• **Goal**: Between the lines holding "subsidy-table: 纯电动乘用车 分档" and "value-2019-cell: 0 <box>298 209 400 234</box>", inclusive, change "category-cell" to "group-cell" and give those lines again with nothing else altered.

• **Data records**:

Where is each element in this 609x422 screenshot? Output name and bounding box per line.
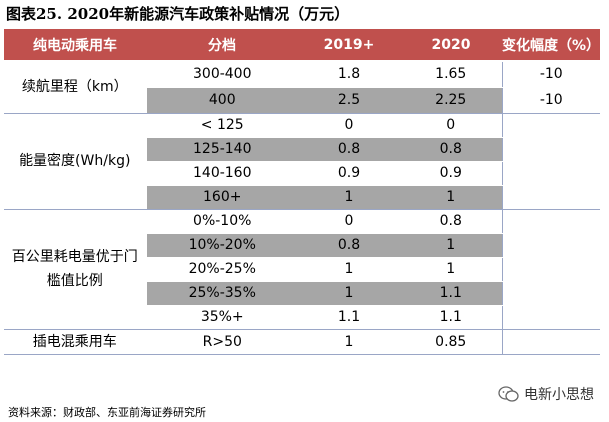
subsidy-table: 纯电动乘用车 分档 2019+ 2020 变化幅度（%） 续航里程（km） 300… <box>4 29 600 355</box>
tier-cell: 10%-20% <box>146 233 298 258</box>
watermark: 电新小思想 <box>498 384 594 404</box>
tier-cell: 400 <box>146 87 298 114</box>
category-cell: 百公里耗电量优于门槛值比例 <box>4 209 147 330</box>
table-body: 续航里程（km） 300-400 1.8 1.65 -10 400 2.5 2.25 -10 能量… <box>4 61 600 355</box>
category-cell: 续航里程（km） <box>4 61 147 114</box>
value-2019-cell: 1 <box>298 185 400 210</box>
value-2020-cell: 0.8 <box>400 137 502 162</box>
value-2019-cell: 0 <box>298 209 400 234</box>
tier-cell: R>50 <box>146 329 298 355</box>
table-row: 140-160 0.9 0.9 <box>4 161 600 186</box>
header-2020: 2020 <box>400 29 502 62</box>
header-row: 纯电动乘用车 分档 2019+ 2020 变化幅度（%） <box>4 29 600 62</box>
category-cell: 能量密度(Wh/kg) <box>4 113 147 210</box>
value-2020-cell: 0.85 <box>400 329 502 355</box>
table-row: 20%-25% 1 1 <box>4 257 600 282</box>
value-2019-cell: 0.9 <box>298 161 400 186</box>
tier-cell: 25%-35% <box>146 281 298 306</box>
table-row: 能量密度(Wh/kg) < 125 0 0 <box>4 113 600 210</box>
tier-cell: 160+ <box>146 185 298 210</box>
change-cell: -10 <box>501 61 600 88</box>
category-cell: 插电混乘用车 <box>4 329 147 355</box>
value-2019-cell: 0 <box>298 113 400 138</box>
value-2019-cell: 2.5 <box>298 87 400 114</box>
change-cell <box>501 305 600 330</box>
value-2019-cell: 0.8 <box>298 137 400 162</box>
tier-cell: 0%-10% <box>146 209 298 234</box>
value-2019-cell: 1.1 <box>298 305 400 330</box>
value-2020-cell: 1.65 <box>400 61 502 88</box>
wechat-icon <box>498 386 519 402</box>
change-cell <box>501 257 600 282</box>
tier-cell: < 125 <box>146 113 298 138</box>
change-cell <box>501 113 600 138</box>
watermark-text: 电新小思想 <box>524 387 594 403</box>
change-cell <box>501 209 600 234</box>
tier-cell: 125-140 <box>146 137 298 162</box>
table-row: 续航里程（km） 300-400 1.8 1.65 -10 <box>4 61 600 114</box>
value-2020-cell: 1.1 <box>400 305 502 330</box>
value-2020-cell: 0.9 <box>400 161 502 186</box>
tier-cell: 300-400 <box>146 61 298 88</box>
header-change: 变化幅度（%） <box>502 29 600 62</box>
value-2020-cell: 1 <box>400 257 502 282</box>
value-2020-cell: 1.1 <box>400 281 502 306</box>
value-2020-cell: 1 <box>400 233 502 258</box>
tier-cell: 140-160 <box>146 161 298 186</box>
change-cell <box>501 161 600 186</box>
table-row: 10%-20% 0.8 1 <box>4 233 600 258</box>
source-note: 资料来源：财政部、东亚前海证券研究所 <box>8 406 206 419</box>
tier-cell: 35%+ <box>146 305 298 330</box>
change-cell <box>501 329 600 355</box>
figure-title: 图表25. 2020年新能源汽车政策补贴情况（万元） <box>6 5 350 23</box>
header-2019: 2019+ <box>298 29 400 62</box>
value-2019-cell: 0.8 <box>298 233 400 258</box>
value-2019-cell: 1 <box>298 281 400 306</box>
value-2020-cell: 1 <box>400 185 502 210</box>
table-row: 百公里耗电量优于门槛值比例 0%-10% 0 0.8 <box>4 209 600 330</box>
table-row: 125-140 0.8 0.8 <box>4 137 600 162</box>
change-cell <box>501 281 600 306</box>
change-cell <box>501 137 600 162</box>
value-2020-cell: 2.25 <box>400 87 502 114</box>
value-2019-cell: 1 <box>298 329 400 355</box>
change-cell: -10 <box>501 87 600 114</box>
change-cell <box>501 185 600 210</box>
table-row: 25%-35% 1 1.1 <box>4 281 600 306</box>
table-row: 400 2.5 2.25 -10 <box>4 87 600 114</box>
change-cell <box>501 233 600 258</box>
header-tier: 分档 <box>146 29 298 62</box>
value-2020-cell: 0 <box>400 113 502 138</box>
table-row: 35%+ 1.1 1.1 <box>4 305 600 330</box>
table-row: 插电混乘用车 R>50 1 0.85 <box>4 329 600 355</box>
value-2019-cell: 1.8 <box>298 61 400 88</box>
header-category: 纯电动乘用车 <box>4 29 146 62</box>
tier-cell: 20%-25% <box>146 257 298 282</box>
table-row: 160+ 1 1 <box>4 185 600 210</box>
value-2020-cell: 0.8 <box>400 209 502 234</box>
value-2019-cell: 1 <box>298 257 400 282</box>
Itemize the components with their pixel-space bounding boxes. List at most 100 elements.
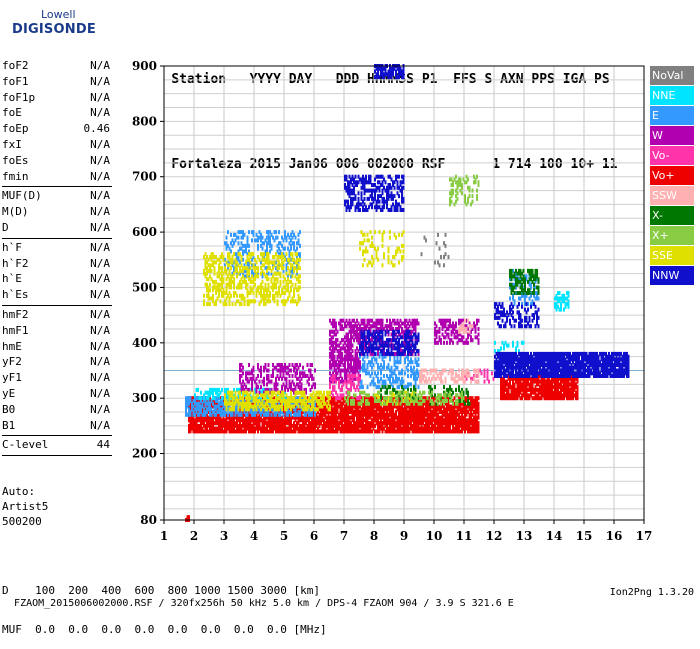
data-point xyxy=(508,344,510,348)
data-point xyxy=(446,341,448,345)
data-point xyxy=(352,344,354,348)
data-point xyxy=(257,374,259,378)
data-point xyxy=(271,413,273,417)
data-point xyxy=(373,377,375,381)
data-point xyxy=(407,369,409,373)
data-point xyxy=(200,396,202,400)
data-point xyxy=(238,241,240,245)
data-point xyxy=(253,374,255,378)
data-point xyxy=(253,366,255,370)
data-point xyxy=(401,369,403,373)
data-point xyxy=(244,233,246,237)
data-point xyxy=(302,366,304,370)
data-point xyxy=(308,382,310,386)
data-point xyxy=(247,236,249,240)
data-point xyxy=(371,371,373,375)
data-point xyxy=(478,396,480,400)
data-point xyxy=(262,247,264,251)
data-point xyxy=(359,360,361,364)
data-point xyxy=(268,369,270,373)
data-point xyxy=(299,244,301,248)
data-point xyxy=(263,377,265,381)
data-point xyxy=(289,374,291,378)
data-point xyxy=(397,366,399,370)
data-point xyxy=(383,374,385,378)
data-point xyxy=(377,371,379,375)
data-point xyxy=(221,388,223,392)
data-point xyxy=(472,338,474,342)
data-point xyxy=(286,377,288,381)
data-point xyxy=(512,341,514,345)
data-point xyxy=(334,355,336,359)
data-point xyxy=(478,319,480,323)
data-point xyxy=(418,322,420,326)
data-point xyxy=(271,244,273,248)
data-point xyxy=(329,382,331,386)
data-point xyxy=(418,363,420,367)
data-point xyxy=(230,233,232,237)
data-point xyxy=(314,369,316,373)
data-point xyxy=(307,363,309,367)
data-point xyxy=(382,319,384,323)
data-point xyxy=(221,396,223,400)
data-point xyxy=(248,230,250,234)
data-point xyxy=(403,380,405,384)
data-point xyxy=(412,360,414,364)
data-point xyxy=(478,327,480,331)
data-point xyxy=(418,357,420,361)
data-point xyxy=(277,236,279,240)
data-point xyxy=(478,338,480,342)
data-point xyxy=(410,382,412,386)
data-point xyxy=(388,363,390,367)
data-point xyxy=(478,402,480,406)
data-point xyxy=(334,374,336,378)
data-point xyxy=(268,374,270,378)
data-point xyxy=(337,338,339,342)
data-point xyxy=(296,247,298,251)
data-point xyxy=(338,380,340,384)
data-point xyxy=(452,341,454,345)
data-point xyxy=(283,413,285,417)
data-point xyxy=(260,385,262,389)
data-point xyxy=(448,333,450,337)
data-point xyxy=(238,236,240,240)
data-point xyxy=(292,374,294,378)
data-point xyxy=(467,341,469,345)
data-point xyxy=(413,366,415,370)
data-point xyxy=(386,319,388,323)
data-point xyxy=(559,291,561,295)
data-point xyxy=(352,349,354,353)
data-point xyxy=(364,319,366,323)
data-point xyxy=(517,341,519,345)
data-point xyxy=(443,341,445,345)
data-point xyxy=(188,515,190,519)
data-point xyxy=(523,341,525,345)
data-point xyxy=(568,299,570,303)
data-point xyxy=(262,236,264,240)
data-point xyxy=(335,322,337,326)
data-point xyxy=(509,297,511,301)
data-point xyxy=(494,341,496,345)
data-point xyxy=(259,380,261,384)
data-point xyxy=(568,291,570,295)
data-point xyxy=(478,333,480,337)
data-point xyxy=(268,363,270,367)
data-point xyxy=(364,360,366,364)
data-point xyxy=(418,385,420,389)
data-point xyxy=(242,371,244,375)
data-point xyxy=(214,396,216,400)
data-point xyxy=(577,385,579,389)
data-point xyxy=(449,319,451,323)
data-point xyxy=(253,230,255,234)
data-point xyxy=(200,391,202,395)
data-point xyxy=(385,380,387,384)
data-point xyxy=(265,363,267,367)
data-point xyxy=(301,382,303,386)
data-point xyxy=(227,230,229,234)
data-point xyxy=(290,369,292,373)
data-point xyxy=(463,335,465,339)
data-point xyxy=(299,363,301,367)
data-point xyxy=(334,385,336,389)
data-point xyxy=(376,357,378,361)
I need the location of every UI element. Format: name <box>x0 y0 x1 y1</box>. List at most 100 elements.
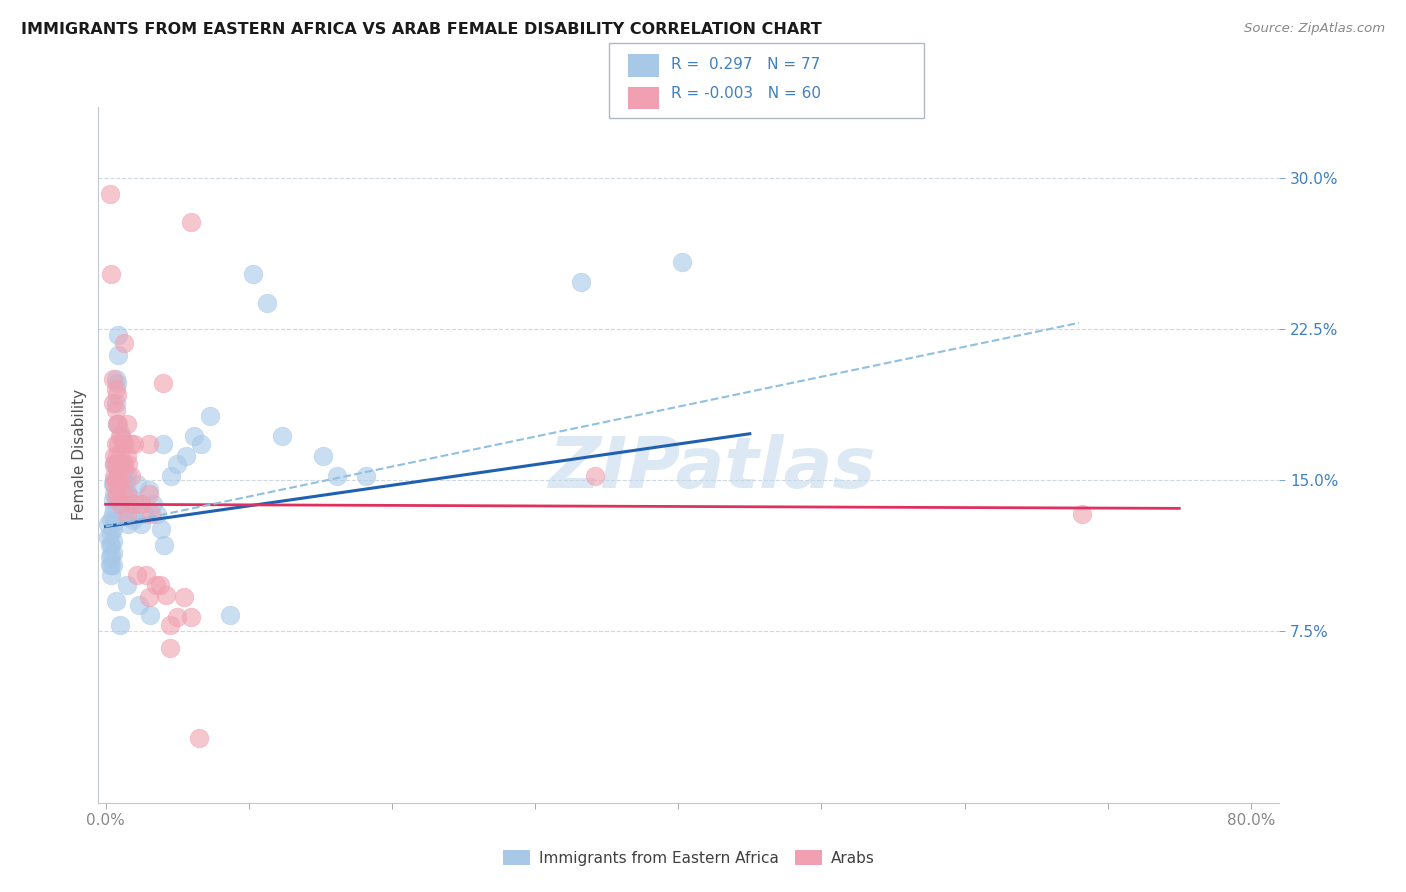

• **Task solution**:
subsidy-table: 纯电动乘用车 分档 2019+ 2020 变化幅度（%） 续航里程（km） 300… <box>4 29 600 355</box>
tier-cell: 10%-20% <box>146 233 298 258</box>
watermark: 电新小思想 <box>498 384 594 404</box>
tier-cell: 400 <box>146 87 298 114</box>
group-cell: 百公里耗电量优于门槛值比例 <box>4 209 147 330</box>
table-body: 续航里程（km） 300-400 1.8 1.65 -10 400 2.5 2.25 -10 能量… <box>4 61 600 355</box>
group-cell: 续航里程（km） <box>4 61 147 114</box>
value-2019-cell: 1 <box>298 185 400 210</box>
value-2020-cell: 0.8 <box>400 137 502 162</box>
value-2019-cell: 0 <box>298 209 400 234</box>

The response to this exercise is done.